**SET PROBLEM**
Wherever a line holds the string "text", copy that line.

╭─ DATASET ROWS

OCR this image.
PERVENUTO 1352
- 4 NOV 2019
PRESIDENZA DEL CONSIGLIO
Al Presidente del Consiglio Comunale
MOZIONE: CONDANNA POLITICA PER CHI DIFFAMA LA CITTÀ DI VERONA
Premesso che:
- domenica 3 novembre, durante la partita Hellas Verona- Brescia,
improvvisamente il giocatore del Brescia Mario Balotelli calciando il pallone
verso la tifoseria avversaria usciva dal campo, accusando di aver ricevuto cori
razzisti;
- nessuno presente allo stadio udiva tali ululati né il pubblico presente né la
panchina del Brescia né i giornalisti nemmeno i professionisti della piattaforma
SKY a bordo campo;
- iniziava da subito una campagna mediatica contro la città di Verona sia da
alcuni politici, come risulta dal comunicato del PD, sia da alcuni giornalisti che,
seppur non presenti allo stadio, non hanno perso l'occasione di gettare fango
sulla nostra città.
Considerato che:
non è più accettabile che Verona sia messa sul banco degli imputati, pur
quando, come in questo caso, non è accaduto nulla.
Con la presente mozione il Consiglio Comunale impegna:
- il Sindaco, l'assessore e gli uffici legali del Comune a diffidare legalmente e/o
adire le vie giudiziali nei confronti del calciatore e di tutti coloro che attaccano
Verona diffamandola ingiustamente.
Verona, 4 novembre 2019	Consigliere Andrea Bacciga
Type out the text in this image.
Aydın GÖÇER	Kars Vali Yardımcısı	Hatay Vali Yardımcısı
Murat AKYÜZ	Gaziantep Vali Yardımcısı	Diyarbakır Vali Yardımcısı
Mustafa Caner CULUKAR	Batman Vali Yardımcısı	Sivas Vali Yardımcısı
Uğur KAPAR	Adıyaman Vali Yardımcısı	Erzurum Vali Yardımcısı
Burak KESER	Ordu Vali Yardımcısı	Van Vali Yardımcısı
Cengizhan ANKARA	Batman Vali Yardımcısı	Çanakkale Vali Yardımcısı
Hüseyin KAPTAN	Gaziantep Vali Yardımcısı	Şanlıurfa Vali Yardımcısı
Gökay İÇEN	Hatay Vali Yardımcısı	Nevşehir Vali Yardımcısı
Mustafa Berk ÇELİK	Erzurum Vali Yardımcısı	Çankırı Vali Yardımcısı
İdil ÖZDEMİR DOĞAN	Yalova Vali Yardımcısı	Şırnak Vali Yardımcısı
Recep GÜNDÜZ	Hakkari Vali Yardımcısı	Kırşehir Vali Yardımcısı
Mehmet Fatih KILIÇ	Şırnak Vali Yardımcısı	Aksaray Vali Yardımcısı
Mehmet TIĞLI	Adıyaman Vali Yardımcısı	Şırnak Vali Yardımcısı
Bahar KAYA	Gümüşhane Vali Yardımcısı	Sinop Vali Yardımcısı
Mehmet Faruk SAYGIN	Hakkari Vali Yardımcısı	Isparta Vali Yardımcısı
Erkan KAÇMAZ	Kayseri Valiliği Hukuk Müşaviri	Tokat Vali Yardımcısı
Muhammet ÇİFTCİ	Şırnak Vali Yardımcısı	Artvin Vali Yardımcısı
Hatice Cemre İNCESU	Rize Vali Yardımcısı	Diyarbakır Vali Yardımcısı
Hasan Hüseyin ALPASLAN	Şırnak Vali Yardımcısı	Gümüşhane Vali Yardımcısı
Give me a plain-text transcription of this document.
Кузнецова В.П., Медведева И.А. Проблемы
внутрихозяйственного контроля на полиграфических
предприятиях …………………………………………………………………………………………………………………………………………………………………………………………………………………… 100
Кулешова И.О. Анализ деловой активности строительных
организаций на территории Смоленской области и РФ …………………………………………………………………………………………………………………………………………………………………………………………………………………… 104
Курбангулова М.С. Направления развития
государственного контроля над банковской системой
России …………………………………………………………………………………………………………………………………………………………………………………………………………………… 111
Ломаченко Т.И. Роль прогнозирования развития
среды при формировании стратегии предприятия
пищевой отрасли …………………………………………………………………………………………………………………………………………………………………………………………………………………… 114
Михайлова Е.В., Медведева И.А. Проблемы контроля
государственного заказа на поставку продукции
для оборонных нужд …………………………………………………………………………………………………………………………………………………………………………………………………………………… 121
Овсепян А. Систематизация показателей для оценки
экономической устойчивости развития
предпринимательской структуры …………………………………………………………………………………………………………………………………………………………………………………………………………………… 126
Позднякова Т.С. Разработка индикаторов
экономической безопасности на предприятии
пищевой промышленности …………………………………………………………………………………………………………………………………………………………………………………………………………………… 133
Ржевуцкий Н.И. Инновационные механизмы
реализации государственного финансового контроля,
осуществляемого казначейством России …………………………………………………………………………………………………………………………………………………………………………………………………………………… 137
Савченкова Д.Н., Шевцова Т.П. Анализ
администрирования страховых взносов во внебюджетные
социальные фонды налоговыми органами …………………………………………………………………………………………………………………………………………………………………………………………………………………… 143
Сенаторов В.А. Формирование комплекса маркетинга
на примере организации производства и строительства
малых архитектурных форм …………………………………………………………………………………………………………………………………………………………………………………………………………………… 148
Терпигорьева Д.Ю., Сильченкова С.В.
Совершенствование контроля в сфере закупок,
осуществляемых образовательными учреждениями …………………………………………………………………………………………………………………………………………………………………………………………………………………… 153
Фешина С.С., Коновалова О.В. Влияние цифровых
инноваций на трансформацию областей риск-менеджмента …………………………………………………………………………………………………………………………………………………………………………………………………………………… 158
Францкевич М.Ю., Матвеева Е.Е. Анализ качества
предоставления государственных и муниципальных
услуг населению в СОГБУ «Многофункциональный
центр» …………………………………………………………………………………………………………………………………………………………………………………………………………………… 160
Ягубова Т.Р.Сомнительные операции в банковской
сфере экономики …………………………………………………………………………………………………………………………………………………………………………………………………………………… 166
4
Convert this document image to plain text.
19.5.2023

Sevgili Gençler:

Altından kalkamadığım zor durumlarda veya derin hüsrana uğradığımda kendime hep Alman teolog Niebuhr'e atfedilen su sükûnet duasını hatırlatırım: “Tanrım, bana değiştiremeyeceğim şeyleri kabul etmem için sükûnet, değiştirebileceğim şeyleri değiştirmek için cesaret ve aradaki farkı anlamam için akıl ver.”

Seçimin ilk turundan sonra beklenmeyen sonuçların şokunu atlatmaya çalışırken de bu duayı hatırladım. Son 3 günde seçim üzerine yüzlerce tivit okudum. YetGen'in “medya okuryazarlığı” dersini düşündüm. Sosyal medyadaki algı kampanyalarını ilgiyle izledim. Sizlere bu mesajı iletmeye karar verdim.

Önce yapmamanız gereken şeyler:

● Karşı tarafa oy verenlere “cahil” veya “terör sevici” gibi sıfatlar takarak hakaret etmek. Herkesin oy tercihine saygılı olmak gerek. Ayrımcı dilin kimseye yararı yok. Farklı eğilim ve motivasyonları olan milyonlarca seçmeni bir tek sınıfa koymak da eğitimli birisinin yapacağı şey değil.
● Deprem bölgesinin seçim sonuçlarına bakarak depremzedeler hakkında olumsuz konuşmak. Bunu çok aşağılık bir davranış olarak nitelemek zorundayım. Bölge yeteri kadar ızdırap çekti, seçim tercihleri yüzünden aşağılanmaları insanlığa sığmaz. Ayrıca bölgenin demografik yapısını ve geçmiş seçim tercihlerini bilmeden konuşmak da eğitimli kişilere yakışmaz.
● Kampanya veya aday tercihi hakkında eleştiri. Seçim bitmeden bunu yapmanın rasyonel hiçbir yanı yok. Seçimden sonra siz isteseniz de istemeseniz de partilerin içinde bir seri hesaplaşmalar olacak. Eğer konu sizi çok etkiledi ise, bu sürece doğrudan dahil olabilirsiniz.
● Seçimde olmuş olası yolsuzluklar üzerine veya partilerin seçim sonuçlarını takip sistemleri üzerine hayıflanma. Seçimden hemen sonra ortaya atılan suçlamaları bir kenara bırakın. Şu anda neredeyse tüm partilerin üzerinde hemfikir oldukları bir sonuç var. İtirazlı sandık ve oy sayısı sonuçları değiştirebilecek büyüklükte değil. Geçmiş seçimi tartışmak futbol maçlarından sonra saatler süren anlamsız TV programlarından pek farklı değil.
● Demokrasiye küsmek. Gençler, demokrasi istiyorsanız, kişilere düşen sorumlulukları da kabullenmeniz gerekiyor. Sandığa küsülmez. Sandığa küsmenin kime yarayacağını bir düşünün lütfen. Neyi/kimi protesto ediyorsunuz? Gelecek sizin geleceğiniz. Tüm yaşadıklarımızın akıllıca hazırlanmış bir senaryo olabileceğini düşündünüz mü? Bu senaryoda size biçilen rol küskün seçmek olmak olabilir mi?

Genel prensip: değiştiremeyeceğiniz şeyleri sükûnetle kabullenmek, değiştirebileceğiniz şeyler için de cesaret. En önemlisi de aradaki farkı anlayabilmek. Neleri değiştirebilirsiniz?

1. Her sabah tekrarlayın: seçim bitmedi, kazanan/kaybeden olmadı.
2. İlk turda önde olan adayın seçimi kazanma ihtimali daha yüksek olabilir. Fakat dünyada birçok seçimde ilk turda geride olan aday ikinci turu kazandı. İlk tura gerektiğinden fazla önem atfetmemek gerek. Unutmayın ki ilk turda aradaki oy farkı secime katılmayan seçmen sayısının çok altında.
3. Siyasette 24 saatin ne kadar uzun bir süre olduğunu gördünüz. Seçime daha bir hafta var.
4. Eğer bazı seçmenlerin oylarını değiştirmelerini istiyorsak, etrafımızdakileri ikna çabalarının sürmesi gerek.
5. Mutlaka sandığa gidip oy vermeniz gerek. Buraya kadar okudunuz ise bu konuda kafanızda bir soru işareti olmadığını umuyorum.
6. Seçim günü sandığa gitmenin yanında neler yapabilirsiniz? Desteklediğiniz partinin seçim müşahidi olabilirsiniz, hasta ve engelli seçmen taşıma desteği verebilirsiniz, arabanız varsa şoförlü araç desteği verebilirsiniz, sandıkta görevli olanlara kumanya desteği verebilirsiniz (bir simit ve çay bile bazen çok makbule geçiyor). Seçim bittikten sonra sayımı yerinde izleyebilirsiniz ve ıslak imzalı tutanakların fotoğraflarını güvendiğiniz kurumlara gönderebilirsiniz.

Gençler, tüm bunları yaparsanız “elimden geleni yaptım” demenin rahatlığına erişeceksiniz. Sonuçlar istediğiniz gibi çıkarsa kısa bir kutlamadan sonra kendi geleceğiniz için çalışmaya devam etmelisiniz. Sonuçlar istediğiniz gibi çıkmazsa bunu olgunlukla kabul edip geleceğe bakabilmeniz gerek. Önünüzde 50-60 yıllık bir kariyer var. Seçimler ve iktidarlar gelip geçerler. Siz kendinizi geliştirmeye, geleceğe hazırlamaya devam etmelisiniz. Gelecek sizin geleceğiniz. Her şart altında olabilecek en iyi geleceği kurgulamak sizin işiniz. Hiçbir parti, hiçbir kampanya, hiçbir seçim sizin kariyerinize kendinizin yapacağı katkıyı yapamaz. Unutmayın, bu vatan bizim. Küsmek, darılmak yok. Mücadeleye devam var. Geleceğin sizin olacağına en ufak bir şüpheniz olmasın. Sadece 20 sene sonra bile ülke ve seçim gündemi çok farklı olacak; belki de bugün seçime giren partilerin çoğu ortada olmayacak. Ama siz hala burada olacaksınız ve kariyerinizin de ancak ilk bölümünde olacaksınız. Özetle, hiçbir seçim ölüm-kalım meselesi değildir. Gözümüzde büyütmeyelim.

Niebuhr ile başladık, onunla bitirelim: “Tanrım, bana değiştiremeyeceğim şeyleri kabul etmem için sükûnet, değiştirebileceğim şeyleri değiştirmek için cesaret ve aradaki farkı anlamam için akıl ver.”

╰─

**EXERCISE OUTPUT**
Type out the text in this image.
Give me a plain-text transcription of this document.
Convert this document image to plain text.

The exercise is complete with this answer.